Work to complete
From the first line to the last, retype the listing without any alteration.

Material for this task

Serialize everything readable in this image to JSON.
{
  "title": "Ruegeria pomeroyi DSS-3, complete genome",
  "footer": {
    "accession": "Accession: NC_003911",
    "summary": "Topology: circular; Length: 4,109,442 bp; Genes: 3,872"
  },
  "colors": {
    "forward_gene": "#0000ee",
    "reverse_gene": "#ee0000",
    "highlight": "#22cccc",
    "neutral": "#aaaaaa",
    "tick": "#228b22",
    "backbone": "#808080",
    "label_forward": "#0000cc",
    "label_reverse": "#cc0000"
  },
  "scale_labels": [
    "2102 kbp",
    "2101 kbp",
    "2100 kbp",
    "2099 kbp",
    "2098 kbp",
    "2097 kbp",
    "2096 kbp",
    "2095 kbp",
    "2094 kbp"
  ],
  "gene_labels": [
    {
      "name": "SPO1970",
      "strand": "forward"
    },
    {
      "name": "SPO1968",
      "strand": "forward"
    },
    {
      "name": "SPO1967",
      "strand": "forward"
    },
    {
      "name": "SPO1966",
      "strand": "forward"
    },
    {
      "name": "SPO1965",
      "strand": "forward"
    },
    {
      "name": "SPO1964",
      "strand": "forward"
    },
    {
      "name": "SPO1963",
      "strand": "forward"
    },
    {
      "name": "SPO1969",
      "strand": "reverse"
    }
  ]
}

Expected output
Serialize everything readable in this image to JSON.
{
  "title": "Ruegeria pomeroyi DSS-3, complete genome",
  "footer": {
    "accession": "Accession: NC_003911",
    "summary": "Topology: circular; Length: 4,109,442 bp; Genes: 3,872"
  },
  "colors": {
    "forward_gene": "#0000ee",
    "reverse_gene": "#ee0000",
    "highlight": "#22cccc",
    "neutral": "#aaaaaa",
    "tick": "#228b22",
    "backbone": "#808080",
    "label_forward": "#0000cc",
    "label_reverse": "#cc0000"
  },
  "scale_labels": [
    "2102 kbp",
    "2101 kbp",
    "2100 kbp",
    "2099 kbp",
    "2098 kbp",
    "2097 kbp",
    "2096 kbp",
    "2095 kbp",
    "2094 kbp"
  ],
  "gene_labels": [
    {
      "name": "SPO1970",
      "strand": "forward"
    },
    {
      "name": "SPO1968",
      "strand": "forward"
    },
    {
      "name": "SPO1967",
      "strand": "forward"
    },
    {
      "name": "SPO1966",
      "strand": "forward"
    },
    {
      "name": "SPO1965",
      "strand": "forward"
    },
    {
      "name": "SPO1964",
      "strand": "forward"
    },
    {
      "name": "SPO1963",
      "strand": "forward"
    },
    {
      "name": "SPO1969",
      "strand": "reverse"
    }
  ]
}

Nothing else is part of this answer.